▶ _Ejercicios propuestos_:
(a) Según el texto sobre la desigualdad en Chile, ¿qué puesto ocupa el país en la lista de países por igualdad de ingreso del último informe de desarrollo humano de la ONU?
(b) Del texto sobre la desigualdad en Chile, copia el tramo que empieza en "Pese a ser invitado" y termina en "Salvador o Bolivia.", y renombra "sacerdote" como "párroco".

----- Texto propuesto -----

Por un lado, la floreciente metrópoli santiagueña y sus modernos rascacielos que resistieron sin problemas el sismo, y por el otro, los saqueos de comercios y de domicilios particulares en el sur del país, donde comerciantes inescrupulosos, lucrando con la tragedia, aprovecharon la desesperación y la lenta reacción del Estado, para aumentar desorbitadamente los precios de insumos básicos. La “civilización” contrastada con la “barbarie”.

Pese a ser invitado a la exclusiva Organización para la Cooperación y el Desarrollo Económico (OCDE), a sus más de veinte tratados de libre comercio, a los constantes elogios provenientes de Washington y del FMI, a sus millonarias reservas almacenadas, pareciera ser que la grieta más profunda que se ha abierto a lo largo del territorio chileno no es aquella causada por el movimiento sísmico, sino la provocada por los escandalosos índices de inequidad social. En una entrevista concedida al diario “La Nación”, el sacerdote Alfonso Baeza, afirmó: Hemos promovido una sociedad individualista en la cual se privilegia el éxito económico. Chile es un negocio; Chile es un gran shopping de la desigualdad. Según el último informe de desarrollo humano de la ONU, la nación trasandina se ubica en el puesto 110 de la lista de países por igualdad de ingreso, por debajo de Nigeria, El Salvador o Bolivia.

----- Datos almacenados -----

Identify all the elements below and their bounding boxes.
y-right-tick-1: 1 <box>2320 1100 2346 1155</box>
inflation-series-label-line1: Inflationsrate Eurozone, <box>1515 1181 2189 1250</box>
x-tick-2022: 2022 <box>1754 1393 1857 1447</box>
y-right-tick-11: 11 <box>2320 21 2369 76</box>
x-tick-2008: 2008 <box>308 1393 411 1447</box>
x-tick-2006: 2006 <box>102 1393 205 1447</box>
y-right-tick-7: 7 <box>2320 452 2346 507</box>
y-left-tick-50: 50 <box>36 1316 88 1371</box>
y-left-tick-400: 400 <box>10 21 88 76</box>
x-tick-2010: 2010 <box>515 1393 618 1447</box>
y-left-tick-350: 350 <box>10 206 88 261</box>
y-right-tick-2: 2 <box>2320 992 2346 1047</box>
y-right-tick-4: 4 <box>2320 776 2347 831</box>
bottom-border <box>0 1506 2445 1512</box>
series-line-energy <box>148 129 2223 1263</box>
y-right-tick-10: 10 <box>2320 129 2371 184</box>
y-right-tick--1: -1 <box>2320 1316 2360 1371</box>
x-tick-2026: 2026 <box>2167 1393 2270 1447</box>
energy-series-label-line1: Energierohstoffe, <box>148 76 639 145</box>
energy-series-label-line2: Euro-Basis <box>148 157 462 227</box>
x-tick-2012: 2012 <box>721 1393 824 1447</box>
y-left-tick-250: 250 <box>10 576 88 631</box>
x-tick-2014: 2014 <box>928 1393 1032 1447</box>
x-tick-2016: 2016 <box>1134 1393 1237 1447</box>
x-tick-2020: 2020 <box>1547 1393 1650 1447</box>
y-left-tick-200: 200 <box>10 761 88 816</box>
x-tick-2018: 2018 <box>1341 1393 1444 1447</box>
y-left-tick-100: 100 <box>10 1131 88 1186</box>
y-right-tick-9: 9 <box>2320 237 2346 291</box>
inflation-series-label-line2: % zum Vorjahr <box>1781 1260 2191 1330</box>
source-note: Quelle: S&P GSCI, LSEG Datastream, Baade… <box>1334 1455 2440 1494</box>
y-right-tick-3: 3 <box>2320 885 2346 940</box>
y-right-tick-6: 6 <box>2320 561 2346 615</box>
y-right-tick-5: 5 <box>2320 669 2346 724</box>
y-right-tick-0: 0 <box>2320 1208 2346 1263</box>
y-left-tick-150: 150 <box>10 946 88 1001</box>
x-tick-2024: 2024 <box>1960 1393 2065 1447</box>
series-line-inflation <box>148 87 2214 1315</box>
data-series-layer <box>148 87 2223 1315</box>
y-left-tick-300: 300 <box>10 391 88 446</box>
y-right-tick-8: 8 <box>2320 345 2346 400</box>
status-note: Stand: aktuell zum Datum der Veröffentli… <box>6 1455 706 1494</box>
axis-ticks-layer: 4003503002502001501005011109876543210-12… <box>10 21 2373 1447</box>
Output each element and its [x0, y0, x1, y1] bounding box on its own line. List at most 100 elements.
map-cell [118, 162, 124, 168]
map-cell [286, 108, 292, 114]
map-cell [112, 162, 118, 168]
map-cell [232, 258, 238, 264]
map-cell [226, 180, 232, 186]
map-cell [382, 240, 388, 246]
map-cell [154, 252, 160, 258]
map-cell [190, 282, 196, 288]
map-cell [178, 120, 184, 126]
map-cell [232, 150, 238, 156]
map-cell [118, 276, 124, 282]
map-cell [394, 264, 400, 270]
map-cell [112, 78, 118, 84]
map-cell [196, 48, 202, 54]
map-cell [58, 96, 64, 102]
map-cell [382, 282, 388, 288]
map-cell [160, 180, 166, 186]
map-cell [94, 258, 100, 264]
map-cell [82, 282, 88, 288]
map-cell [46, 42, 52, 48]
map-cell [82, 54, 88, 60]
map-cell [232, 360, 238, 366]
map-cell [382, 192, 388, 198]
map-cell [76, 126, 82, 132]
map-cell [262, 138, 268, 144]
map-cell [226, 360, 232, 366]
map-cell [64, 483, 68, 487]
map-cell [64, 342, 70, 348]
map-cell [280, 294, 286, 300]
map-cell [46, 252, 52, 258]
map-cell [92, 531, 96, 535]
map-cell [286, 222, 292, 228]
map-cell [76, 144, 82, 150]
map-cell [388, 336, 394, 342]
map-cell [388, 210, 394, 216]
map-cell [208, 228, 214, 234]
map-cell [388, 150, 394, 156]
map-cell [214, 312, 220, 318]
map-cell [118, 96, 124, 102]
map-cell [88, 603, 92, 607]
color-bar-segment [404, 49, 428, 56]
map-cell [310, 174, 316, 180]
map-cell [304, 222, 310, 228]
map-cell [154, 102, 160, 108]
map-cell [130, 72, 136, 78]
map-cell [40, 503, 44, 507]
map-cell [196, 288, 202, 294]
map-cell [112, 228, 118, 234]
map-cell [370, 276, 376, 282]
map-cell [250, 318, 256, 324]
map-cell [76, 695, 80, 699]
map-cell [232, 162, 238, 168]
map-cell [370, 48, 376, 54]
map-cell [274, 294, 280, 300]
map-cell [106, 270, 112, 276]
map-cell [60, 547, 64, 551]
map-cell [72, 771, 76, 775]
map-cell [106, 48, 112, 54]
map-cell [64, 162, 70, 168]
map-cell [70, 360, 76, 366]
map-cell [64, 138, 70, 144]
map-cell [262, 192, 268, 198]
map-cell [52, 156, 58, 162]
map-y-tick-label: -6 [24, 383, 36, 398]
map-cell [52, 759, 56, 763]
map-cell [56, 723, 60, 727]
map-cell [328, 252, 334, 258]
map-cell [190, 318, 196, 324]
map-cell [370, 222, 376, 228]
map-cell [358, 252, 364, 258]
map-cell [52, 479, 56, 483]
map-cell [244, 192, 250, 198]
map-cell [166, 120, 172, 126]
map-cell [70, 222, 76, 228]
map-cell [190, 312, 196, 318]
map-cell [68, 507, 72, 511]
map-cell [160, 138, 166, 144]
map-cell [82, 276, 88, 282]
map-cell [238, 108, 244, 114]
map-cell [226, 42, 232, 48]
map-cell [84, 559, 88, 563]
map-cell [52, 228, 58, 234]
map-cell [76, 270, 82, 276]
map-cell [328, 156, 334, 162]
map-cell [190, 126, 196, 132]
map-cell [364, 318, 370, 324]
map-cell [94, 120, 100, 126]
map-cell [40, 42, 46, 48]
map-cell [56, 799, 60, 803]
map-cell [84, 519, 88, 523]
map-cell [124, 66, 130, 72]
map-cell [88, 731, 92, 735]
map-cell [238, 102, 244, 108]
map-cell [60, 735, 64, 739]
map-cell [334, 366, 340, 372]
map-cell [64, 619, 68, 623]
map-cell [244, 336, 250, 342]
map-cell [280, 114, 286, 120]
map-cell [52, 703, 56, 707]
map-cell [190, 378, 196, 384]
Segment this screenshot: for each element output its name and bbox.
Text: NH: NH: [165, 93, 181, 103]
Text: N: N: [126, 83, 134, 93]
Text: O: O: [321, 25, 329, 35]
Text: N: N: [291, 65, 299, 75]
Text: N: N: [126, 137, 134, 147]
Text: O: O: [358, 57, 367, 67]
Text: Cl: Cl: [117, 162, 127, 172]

-----

▶ _Soluciones_:
(a) El puesto 110.

(b)
Pese a ser invitado a la exclusiva Organización para la Cooperación y el Desarrollo Económico (OCDE), a sus más de veinte tratados de libre comercio, a los constantes elogios provenientes de Washington y del FMI, a sus millonarias reservas almacenadas, pareciera ser que la grieta más profunda que se ha abierto a lo largo del territorio chileno no es aquella causada por el movimiento sísmico, sino la provocada por los escandalosos índices de inequidad social. En una entrevista concedida al diario “La Nación”, el párroco Alfonso Baeza, afirmó: Hemos promovido una sociedad individualista en la cual se privilegia el éxito económico. Chile es un negocio; Chile es un gran shopping de la desigualdad. Según el último informe de desarrollo humano de la ONU, la nación trasandina se ubica en el puesto 110 de la lista de países por igualdad de ingreso, por debajo de Nigeria, El Salvador o Bolivia.